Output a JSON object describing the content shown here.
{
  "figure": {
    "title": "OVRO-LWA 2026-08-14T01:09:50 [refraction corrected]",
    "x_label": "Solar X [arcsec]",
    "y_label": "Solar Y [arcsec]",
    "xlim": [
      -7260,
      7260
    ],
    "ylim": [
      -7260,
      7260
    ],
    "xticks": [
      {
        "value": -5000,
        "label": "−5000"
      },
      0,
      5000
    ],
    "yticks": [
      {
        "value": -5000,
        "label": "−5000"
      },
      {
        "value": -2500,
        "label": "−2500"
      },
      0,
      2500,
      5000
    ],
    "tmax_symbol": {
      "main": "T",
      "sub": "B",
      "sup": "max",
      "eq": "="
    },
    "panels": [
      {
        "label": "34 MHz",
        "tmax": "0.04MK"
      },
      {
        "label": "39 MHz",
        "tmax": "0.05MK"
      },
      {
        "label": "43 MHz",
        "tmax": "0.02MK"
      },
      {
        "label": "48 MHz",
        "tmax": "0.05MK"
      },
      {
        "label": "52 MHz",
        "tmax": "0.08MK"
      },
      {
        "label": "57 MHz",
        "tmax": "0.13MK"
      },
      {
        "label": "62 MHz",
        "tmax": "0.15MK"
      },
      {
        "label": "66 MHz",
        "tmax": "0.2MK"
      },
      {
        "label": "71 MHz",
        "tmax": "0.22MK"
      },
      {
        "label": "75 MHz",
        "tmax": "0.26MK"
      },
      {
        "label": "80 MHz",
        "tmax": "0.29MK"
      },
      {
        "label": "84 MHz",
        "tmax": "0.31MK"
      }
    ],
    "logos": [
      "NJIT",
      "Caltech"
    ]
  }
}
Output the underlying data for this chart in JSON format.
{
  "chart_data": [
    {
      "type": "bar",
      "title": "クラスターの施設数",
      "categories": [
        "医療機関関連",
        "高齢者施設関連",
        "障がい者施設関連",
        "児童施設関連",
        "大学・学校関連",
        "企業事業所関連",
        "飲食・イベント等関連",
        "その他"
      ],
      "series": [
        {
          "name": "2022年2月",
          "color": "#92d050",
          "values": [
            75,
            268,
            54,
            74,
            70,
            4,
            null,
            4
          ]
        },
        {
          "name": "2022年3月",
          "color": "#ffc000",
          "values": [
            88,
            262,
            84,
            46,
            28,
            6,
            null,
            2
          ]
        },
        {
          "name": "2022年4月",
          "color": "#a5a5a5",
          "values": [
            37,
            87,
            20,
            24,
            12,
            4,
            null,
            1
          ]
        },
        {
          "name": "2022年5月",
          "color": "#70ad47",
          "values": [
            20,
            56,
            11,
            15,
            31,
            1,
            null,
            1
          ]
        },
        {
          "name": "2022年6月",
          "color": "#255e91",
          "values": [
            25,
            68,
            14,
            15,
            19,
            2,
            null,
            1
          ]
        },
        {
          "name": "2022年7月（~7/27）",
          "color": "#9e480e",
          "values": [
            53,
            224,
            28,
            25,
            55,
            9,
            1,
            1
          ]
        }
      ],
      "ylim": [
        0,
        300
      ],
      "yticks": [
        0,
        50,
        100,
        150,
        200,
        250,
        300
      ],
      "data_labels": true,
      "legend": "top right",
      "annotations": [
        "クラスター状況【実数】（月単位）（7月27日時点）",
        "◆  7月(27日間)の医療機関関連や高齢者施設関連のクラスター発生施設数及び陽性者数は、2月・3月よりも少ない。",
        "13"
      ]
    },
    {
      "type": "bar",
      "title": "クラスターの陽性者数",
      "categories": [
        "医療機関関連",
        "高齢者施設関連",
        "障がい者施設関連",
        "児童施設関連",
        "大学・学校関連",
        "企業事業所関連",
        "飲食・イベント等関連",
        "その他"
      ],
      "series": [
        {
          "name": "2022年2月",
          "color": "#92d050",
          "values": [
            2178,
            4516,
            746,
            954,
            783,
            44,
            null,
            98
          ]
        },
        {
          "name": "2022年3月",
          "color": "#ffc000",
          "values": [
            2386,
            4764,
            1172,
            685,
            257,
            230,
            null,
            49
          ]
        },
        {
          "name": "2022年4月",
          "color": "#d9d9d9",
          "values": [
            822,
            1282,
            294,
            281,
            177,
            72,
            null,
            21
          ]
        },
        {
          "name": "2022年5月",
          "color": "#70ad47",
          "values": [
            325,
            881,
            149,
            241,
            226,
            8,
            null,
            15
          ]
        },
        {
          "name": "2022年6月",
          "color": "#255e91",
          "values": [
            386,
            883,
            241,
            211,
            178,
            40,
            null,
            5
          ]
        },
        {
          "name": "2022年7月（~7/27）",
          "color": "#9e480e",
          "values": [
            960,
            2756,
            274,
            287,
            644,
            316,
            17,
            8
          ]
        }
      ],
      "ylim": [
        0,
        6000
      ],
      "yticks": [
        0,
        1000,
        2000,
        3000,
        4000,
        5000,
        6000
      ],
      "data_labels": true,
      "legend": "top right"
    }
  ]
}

» **The problem**
Print again each line of the listing above, exactly as it appears.

» **Full output**
Output a JSON object describing the content shown here.
{
  "figure": {
    "title": "OVRO-LWA 2026-08-14T01:09:50 [refraction corrected]",
    "x_label": "Solar X [arcsec]",
    "y_label": "Solar Y [arcsec]",
    "xlim": [
      -7260,
      7260
    ],
    "ylim": [
      -7260,
      7260
    ],
    "xticks": [
      {
        "value": -5000,
        "label": "−5000"
      },
      0,
      5000
    ],
    "yticks": [
      {
        "value": -5000,
        "label": "−5000"
      },
      {
        "value": -2500,
        "label": "−2500"
      },
      0,
      2500,
      5000
    ],
    "tmax_symbol": {
      "main": "T",
      "sub": "B",
      "sup": "max",
      "eq": "="
    },
    "panels": [
      {
        "label": "34 MHz",
        "tmax": "0.04MK"
      },
      {
        "label": "39 MHz",
        "tmax": "0.05MK"
      },
      {
        "label": "43 MHz",
        "tmax": "0.02MK"
      },
      {
        "label": "48 MHz",
        "tmax": "0.05MK"
      },
      {
        "label": "52 MHz",
        "tmax": "0.08MK"
      },
      {
        "label": "57 MHz",
        "tmax": "0.13MK"
      },
      {
        "label": "62 MHz",
        "tmax": "0.15MK"
      },
      {
        "label": "66 MHz",
        "tmax": "0.2MK"
      },
      {
        "label": "71 MHz",
        "tmax": "0.22MK"
      },
      {
        "label": "75 MHz",
        "tmax": "0.26MK"
      },
      {
        "label": "80 MHz",
        "tmax": "0.29MK"
      },
      {
        "label": "84 MHz",
        "tmax": "0.31MK"
      }
    ],
    "logos": [
      "NJIT",
      "Caltech"
    ]
  }
}
Output the underlying data for this chart in JSON format.
{
  "chart_data": [
    {
      "type": "bar",
      "title": "クラスターの施設数",
      "categories": [
        "医療機関関連",
        "高齢者施設関連",
        "障がい者施設関連",
        "児童施設関連",
        "大学・学校関連",
        "企業事業所関連",
        "飲食・イベント等関連",
        "その他"
      ],
      "series": [
        {
          "name": "2022年2月",
          "color": "#92d050",
          "values": [
            75,
            268,
            54,
            74,
            70,
            4,
            null,
            4
          ]
        },
        {
          "name": "2022年3月",
          "color": "#ffc000",
          "values": [
            88,
            262,
            84,
            46,
            28,
            6,
            null,
            2
          ]
        },
        {
          "name": "2022年4月",
          "color": "#a5a5a5",
          "values": [
            37,
            87,
            20,
            24,
            12,
            4,
            null,
            1
          ]
        },
        {
          "name": "2022年5月",
          "color": "#70ad47",
          "values": [
            20,
            56,
            11,
            15,
            31,
            1,
            null,
            1
          ]
        },
        {
          "name": "2022年6月",
          "color": "#255e91",
          "values": [
            25,
            68,
            14,
            15,
            19,
            2,
            null,
            1
          ]
        },
        {
          "name": "2022年7月（~7/27）",
          "color": "#9e480e",
          "values": [
            53,
            224,
            28,
            25,
            55,
            9,
            1,
            1
          ]
        }
      ],
      "ylim": [
        0,
        300
      ],
      "yticks": [
        0,
        50,
        100,
        150,
        200,
        250,
        300
      ],
      "data_labels": true,
      "legend": "top right",
      "annotations": [
        "クラスター状況【実数】（月単位）（7月27日時点）",
        "◆  7月(27日間)の医療機関関連や高齢者施設関連のクラスター発生施設数及び陽性者数は、2月・3月よりも少ない。",
        "13"
      ]
    },
    {
      "type": "bar",
      "title": "クラスターの陽性者数",
      "categories": [
        "医療機関関連",
        "高齢者施設関連",
        "障がい者施設関連",
        "児童施設関連",
        "大学・学校関連",
        "企業事業所関連",
        "飲食・イベント等関連",
        "その他"
      ],
      "series": [
        {
          "name": "2022年2月",
          "color": "#92d050",
          "values": [
            2178,
            4516,
            746,
            954,
            783,
            44,
            null,
            98
          ]
        },
        {
          "name": "2022年3月",
          "color": "#ffc000",
          "values": [
            2386,
            4764,
            1172,
            685,
            257,
            230,
            null,
            49
          ]
        },
        {
          "name": "2022年4月",
          "color": "#d9d9d9",
          "values": [
            822,
            1282,
            294,
            281,
            177,
            72,
            null,
            21
          ]
        },
        {
          "name": "2022年5月",
          "color": "#70ad47",
          "values": [
            325,
            881,
            149,
            241,
            226,
            8,
            null,
            15
          ]
        },
        {
          "name": "2022年6月",
          "color": "#255e91",
          "values": [
            386,
            883,
            241,
            211,
            178,
            40,
            null,
            5
          ]
        },
        {
          "name": "2022年7月（~7/27）",
          "color": "#9e480e",
          "values": [
            960,
            2756,
            274,
            287,
            644,
            316,
            17,
            8
          ]
        }
      ],
      "ylim": [
        0,
        6000
      ],
      "yticks": [
        0,
        1000,
        2000,
        3000,
        4000,
        5000,
        6000
      ],
      "data_labels": true,
      "legend": "top right"
    }
  ]
}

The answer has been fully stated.